● WRITTEN PROBLEM:
Count how many lines hold the string "государственной", and give only that number.

-- RECORDS FOR THIS EXERCISE start --

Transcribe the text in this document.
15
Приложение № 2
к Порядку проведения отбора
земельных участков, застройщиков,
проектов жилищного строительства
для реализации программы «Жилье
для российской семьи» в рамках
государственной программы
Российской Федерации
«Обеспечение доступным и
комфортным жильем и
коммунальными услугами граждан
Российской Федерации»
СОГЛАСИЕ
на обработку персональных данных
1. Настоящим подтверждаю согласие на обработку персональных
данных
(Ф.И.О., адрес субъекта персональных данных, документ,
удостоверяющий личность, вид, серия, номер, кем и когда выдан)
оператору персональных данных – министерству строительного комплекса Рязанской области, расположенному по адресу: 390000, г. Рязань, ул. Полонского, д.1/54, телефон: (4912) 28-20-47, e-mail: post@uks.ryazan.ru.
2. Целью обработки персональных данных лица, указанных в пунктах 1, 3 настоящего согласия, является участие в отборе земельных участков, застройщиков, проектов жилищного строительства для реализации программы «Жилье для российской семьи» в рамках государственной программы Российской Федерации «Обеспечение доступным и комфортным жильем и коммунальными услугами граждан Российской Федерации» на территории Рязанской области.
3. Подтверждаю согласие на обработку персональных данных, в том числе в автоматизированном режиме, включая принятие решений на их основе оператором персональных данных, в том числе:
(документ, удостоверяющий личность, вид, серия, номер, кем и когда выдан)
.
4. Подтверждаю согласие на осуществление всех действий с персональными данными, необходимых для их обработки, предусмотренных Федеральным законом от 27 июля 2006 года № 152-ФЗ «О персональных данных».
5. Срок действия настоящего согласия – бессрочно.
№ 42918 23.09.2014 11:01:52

-- RECORDS FOR THIS EXERCISE end --

● THE SOLUTION:
2